-- ESTRATTO DELLA FONTE --
▽
Foreste di bambù italiane per ripulire l’aria dalla CO2

Foreste di bambù

Foreste di bambù per ripulire l’atmosfera dalle emissioni di CO2. È il progetto di Forever Bambù, realtà leader in Europa per la piantumazione di bambù.

Fondata nel 2014 da Emanuele Rissone, lo scopo della società è creare foreste di Bambù Gigante Moso per uso alimentare, industriale e per la tutela ambientale.

La versatilità di questa graminacea è nota a tutti. Ma sono in pochi a sapere che è un potente strumento contro l’inquinamento atmosferico; riesce, infatti, ad assorbire dall’aria 36 volte più CO2 di una foresta o di un bosco tradizionali.

foreste di bambù

Foreste di bambù in Italia: la più grande a Grosseto

Utilizzando la singolare varietà Moso – in grado di raggiungere i 18 metri di altezza e i 15 centimetri di diametro – Forever Bambù, ha già realizzato foreste nelle province di Alessandria, Asti e Siena. La società ha anche acquistato 103 ettari di terreno a Castiglione della Pescaia (Grosseto) per ospitare oltre 100 mila piante Moso. Ad oggi, il bambuseto più grande d’Italia.

La scelta del territorio adatto per la piantumazione dipende da diversi fattori come la presenza di acqua – essenziale nella prima fase di crescita – e le condizioni del terreno che devono essere ottimali per poter garantire lo sviluppo della pianta. Se gestito adeguatamente, un ettaro di piantagione può produrre 300 tonnellate di biomassa all’anno. La varietà Moso, inoltre, rimane produttiva per oltre un secolo ripulendo terra e aria.

L’obiettivo di Forever Bambù

La realtà di Forever Bambù è sempre in continuo divenire. Oggi riunisce 28 società agricole che hanno piantumato oltre 76.400 piante in 85 ettari con la partecipazione di 839 soci provenienti da tutta Europa. E il grande obiettivo è quello di interessare tutto il territorio nazionale italiano, offrendo soluzioni efficienti per la sostituzione di sostanze inquinanti, come la plastica. E per respirare una boccata d’aria più pulita.
△
-- MATERIALE FORNITO --
▽
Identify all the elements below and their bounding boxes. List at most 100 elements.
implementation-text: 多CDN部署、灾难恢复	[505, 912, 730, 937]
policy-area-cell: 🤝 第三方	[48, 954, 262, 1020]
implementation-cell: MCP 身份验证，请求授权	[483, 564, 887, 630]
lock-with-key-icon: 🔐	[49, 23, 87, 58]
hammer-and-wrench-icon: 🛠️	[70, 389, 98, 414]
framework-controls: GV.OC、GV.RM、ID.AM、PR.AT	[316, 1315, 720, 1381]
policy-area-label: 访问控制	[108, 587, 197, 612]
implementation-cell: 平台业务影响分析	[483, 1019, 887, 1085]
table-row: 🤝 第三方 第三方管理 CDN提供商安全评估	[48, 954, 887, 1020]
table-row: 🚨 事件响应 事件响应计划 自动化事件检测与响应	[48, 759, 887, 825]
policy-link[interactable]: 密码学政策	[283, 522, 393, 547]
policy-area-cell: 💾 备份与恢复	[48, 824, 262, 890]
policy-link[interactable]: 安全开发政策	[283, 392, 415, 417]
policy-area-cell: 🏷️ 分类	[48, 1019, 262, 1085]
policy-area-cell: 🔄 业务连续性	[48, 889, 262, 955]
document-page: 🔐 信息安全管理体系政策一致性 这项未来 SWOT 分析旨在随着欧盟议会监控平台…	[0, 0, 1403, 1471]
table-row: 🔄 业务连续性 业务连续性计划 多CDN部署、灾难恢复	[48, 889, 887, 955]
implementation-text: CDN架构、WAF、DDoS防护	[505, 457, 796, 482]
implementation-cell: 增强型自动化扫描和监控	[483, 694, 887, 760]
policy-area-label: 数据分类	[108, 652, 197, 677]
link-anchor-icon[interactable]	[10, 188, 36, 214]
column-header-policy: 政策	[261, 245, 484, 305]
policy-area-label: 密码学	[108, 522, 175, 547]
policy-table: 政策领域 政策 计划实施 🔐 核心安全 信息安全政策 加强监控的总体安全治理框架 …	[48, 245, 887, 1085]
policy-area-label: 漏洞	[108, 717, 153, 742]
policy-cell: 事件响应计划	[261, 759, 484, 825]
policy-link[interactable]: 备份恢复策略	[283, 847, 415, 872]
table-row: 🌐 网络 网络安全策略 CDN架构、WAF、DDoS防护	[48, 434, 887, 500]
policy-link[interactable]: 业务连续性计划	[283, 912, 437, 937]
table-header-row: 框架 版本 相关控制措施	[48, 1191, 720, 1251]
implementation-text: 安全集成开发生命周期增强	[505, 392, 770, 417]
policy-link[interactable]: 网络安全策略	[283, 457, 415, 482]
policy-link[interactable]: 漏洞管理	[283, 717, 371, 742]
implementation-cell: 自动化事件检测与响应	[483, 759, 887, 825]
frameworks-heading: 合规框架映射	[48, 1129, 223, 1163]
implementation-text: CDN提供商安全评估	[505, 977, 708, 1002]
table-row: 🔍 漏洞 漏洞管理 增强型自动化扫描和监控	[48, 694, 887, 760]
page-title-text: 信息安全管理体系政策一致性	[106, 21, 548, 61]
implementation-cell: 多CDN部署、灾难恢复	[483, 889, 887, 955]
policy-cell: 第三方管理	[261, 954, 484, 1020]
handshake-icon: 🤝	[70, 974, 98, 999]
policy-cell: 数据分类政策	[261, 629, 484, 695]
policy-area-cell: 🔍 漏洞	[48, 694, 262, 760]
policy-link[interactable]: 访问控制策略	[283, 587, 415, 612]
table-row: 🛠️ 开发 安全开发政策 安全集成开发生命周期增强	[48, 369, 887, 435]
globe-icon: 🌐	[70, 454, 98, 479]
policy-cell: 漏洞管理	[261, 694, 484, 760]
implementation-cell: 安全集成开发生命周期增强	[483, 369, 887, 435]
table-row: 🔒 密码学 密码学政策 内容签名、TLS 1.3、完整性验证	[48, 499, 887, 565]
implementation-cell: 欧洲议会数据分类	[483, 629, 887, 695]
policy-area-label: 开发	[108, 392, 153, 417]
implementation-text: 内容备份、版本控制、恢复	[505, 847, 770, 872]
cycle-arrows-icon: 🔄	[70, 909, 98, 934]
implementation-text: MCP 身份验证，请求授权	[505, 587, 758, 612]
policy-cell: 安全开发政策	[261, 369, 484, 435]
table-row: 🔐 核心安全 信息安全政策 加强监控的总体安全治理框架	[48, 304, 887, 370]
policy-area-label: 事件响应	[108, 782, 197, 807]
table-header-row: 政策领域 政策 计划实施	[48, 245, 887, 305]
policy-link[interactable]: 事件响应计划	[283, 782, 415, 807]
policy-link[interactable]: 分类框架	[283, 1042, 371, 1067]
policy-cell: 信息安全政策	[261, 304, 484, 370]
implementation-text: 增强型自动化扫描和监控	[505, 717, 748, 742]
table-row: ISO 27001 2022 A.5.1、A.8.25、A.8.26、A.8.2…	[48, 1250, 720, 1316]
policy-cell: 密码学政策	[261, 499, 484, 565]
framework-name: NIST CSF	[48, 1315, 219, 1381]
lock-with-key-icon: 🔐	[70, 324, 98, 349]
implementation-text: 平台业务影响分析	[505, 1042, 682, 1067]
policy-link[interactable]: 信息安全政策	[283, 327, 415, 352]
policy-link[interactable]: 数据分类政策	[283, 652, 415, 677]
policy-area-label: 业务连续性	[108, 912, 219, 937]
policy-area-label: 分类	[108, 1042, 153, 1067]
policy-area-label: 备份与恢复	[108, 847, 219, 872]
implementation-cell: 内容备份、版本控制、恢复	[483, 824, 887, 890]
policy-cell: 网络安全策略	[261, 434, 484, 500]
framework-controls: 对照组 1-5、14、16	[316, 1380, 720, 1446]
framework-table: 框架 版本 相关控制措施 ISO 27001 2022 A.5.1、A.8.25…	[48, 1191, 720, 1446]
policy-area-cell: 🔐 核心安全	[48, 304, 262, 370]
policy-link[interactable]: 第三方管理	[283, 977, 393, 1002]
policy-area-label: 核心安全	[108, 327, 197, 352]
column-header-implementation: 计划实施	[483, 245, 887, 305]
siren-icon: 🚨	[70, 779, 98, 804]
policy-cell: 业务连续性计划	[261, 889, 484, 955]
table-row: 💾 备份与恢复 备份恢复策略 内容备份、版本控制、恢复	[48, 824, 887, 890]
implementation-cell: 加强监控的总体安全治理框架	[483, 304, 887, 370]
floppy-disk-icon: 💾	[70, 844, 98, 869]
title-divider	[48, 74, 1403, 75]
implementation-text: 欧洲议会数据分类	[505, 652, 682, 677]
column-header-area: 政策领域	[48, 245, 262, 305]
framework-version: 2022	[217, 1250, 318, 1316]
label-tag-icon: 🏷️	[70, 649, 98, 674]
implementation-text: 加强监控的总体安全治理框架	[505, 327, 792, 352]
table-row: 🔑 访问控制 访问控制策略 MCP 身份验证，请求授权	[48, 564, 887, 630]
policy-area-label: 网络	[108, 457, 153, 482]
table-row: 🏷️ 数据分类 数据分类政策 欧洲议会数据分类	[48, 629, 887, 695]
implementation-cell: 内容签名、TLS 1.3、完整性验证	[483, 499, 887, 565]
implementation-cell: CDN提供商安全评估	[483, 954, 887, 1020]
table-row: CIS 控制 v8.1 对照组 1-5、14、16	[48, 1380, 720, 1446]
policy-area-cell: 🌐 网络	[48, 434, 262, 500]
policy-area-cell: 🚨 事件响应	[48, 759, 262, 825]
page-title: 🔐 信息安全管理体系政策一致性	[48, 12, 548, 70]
△
-- ESERCIZI --
A. Rispondi a queste domande sull'articolo sulle foreste di bambù:
(i) In che anno è stata fondata Forever Bambù, e da chi?
(ii) Quanti ettari di terreno ha acquistato la società a Castiglione della Pescaia?
(iii) Quante società agricole riunisce oggi Forever Bambù?
B. Secondo l'articolo sulle foreste di bambù, in quali province Forever Bambù ha già realizzato foreste? Elencale tutte.

-- RISPOSTE --
A.
(i) Nel 2014, da Emanuele Rissone.
(ii) 103 ettari.
(iii) 28 società agricole.

B. Alessandria, Asti, Siena